[Records for the task]
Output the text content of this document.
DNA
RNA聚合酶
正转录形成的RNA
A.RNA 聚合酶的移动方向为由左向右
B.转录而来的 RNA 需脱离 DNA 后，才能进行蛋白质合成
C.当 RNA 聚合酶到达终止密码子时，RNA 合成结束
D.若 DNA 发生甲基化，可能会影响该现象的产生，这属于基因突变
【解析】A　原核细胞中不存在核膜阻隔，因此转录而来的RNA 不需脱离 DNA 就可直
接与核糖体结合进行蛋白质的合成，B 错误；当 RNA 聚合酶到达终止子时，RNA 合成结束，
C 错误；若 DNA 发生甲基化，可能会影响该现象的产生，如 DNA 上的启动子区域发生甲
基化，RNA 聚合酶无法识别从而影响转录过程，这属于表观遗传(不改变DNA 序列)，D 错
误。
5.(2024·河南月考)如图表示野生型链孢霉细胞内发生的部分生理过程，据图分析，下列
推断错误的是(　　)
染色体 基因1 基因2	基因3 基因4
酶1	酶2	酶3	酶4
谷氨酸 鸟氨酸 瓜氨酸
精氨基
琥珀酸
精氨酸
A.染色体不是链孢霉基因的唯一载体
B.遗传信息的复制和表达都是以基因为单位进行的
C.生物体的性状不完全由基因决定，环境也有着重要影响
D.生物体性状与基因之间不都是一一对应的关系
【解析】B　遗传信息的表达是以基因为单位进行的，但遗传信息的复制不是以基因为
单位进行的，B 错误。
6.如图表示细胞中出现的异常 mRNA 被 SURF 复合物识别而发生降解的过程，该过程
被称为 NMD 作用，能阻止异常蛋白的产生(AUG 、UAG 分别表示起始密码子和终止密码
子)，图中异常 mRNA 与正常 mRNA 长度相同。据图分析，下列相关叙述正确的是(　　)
[/Records for the task]
Each record above is to be returned verbatim.

Output the text content of this document.
DNA
RNA聚合酶
正转录形成的RNA
A.RNA 聚合酶的移动方向为由左向右
B.转录而来的 RNA 需脱离 DNA 后，才能进行蛋白质合成
C.当 RNA 聚合酶到达终止密码子时，RNA 合成结束
D.若 DNA 发生甲基化，可能会影响该现象的产生，这属于基因突变
【解析】A　原核细胞中不存在核膜阻隔，因此转录而来的RNA 不需脱离 DNA 就可直
接与核糖体结合进行蛋白质的合成，B 错误；当 RNA 聚合酶到达终止子时，RNA 合成结束，
C 错误；若 DNA 发生甲基化，可能会影响该现象的产生，如 DNA 上的启动子区域发生甲
基化，RNA 聚合酶无法识别从而影响转录过程，这属于表观遗传(不改变DNA 序列)，D 错
误。
5.(2024·河南月考)如图表示野生型链孢霉细胞内发生的部分生理过程，据图分析，下列
推断错误的是(　　)
染色体 基因1 基因2	基因3 基因4
酶1	酶2	酶3	酶4
谷氨酸 鸟氨酸 瓜氨酸
精氨基
琥珀酸
精氨酸
A.染色体不是链孢霉基因的唯一载体
B.遗传信息的复制和表达都是以基因为单位进行的
C.生物体的性状不完全由基因决定，环境也有着重要影响
D.生物体性状与基因之间不都是一一对应的关系
【解析】B　遗传信息的表达是以基因为单位进行的，但遗传信息的复制不是以基因为
单位进行的，B 错误。
6.如图表示细胞中出现的异常 mRNA 被 SURF 复合物识别而发生降解的过程，该过程
被称为 NMD 作用，能阻止异常蛋白的产生(AUG 、UAG 分别表示起始密码子和终止密码
子)，图中异常 mRNA 与正常 mRNA 长度相同。据图分析，下列相关叙述正确的是(　　)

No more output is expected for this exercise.